**STORED DATA**
═══

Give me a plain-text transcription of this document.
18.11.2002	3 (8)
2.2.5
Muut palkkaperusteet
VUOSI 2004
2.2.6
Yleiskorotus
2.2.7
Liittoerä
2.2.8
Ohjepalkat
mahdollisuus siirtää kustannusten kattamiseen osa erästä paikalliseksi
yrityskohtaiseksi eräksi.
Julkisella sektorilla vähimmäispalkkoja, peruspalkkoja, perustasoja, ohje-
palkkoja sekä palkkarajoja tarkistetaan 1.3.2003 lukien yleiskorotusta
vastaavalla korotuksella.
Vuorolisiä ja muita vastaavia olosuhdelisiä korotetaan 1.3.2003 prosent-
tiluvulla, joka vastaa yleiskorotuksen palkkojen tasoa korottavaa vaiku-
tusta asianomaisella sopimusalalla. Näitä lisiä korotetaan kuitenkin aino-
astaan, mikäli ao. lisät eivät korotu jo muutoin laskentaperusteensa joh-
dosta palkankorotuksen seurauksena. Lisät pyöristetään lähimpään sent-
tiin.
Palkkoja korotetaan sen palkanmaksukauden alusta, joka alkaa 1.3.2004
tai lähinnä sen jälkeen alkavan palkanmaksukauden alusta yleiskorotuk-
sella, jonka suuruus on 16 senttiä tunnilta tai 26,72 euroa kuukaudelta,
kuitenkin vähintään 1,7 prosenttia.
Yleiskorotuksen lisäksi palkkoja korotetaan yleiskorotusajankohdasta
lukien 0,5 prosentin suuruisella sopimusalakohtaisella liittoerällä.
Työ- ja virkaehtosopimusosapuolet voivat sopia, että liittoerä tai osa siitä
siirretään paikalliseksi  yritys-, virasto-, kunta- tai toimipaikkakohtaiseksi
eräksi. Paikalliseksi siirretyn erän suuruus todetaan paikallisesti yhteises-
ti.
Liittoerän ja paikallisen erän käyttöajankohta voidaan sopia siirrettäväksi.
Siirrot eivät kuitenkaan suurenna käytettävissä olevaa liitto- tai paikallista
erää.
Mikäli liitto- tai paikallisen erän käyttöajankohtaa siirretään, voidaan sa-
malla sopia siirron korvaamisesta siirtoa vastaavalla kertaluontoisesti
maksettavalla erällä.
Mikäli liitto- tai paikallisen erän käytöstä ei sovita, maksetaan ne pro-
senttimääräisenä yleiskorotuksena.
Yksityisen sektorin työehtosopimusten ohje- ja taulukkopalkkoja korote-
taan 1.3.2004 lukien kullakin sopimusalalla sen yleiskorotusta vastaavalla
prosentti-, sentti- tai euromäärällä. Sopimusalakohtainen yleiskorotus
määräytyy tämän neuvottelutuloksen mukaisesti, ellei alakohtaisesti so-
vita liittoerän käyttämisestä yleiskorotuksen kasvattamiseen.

═══

**WHAT THE TASK ASKS**
From the records above, how many lines include the word "palkanmaksukauden"? Only the number is wanted.

**RESPONSE TO THE EXERCISE**
2